- [Exercise aim] Gather all lines containing the string "this" and copy them out.

★ ★ ★ ★ ★

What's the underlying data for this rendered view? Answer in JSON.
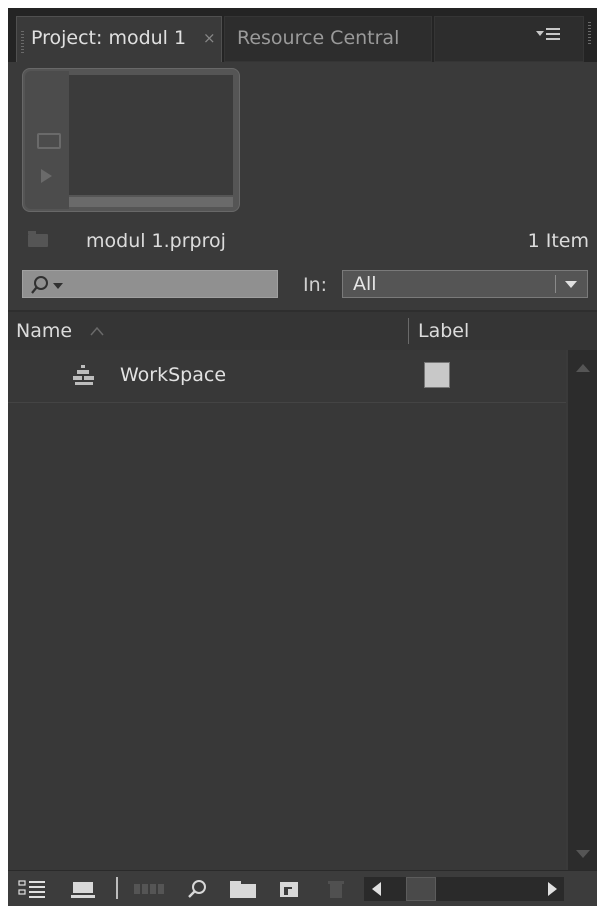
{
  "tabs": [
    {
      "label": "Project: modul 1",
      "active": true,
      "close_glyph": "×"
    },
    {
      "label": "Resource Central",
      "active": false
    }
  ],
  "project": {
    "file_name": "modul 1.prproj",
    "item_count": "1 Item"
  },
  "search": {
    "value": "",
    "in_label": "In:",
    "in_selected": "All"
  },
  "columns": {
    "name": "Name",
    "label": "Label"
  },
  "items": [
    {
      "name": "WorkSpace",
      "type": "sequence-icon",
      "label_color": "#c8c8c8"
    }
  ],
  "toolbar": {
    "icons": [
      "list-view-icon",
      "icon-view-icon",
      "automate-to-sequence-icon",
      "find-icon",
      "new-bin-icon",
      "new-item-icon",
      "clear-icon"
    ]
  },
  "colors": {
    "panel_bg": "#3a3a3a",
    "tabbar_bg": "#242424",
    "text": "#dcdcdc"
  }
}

★ ★ ★ ★ ★

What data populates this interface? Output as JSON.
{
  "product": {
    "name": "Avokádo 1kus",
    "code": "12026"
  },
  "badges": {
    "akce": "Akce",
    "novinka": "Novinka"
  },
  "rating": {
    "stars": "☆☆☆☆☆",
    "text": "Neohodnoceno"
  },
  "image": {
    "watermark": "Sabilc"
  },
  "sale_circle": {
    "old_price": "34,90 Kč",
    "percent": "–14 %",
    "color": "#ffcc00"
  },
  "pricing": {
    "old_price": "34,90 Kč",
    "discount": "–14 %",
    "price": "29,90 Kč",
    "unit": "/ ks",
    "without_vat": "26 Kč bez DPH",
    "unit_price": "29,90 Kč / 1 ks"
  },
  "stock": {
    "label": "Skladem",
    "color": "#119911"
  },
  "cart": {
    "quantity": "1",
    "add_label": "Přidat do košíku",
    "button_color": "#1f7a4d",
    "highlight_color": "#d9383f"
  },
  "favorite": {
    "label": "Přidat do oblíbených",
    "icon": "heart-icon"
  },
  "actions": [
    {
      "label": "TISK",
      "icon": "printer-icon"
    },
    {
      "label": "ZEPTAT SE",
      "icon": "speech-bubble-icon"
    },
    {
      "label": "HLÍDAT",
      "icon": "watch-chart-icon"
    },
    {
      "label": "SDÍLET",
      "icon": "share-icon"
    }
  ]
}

★ ★ ★ ★ ★

- [Reply]
What's the underlying data for this rendered view? Answer in JSON.
What data populates this interface? Output as JSON.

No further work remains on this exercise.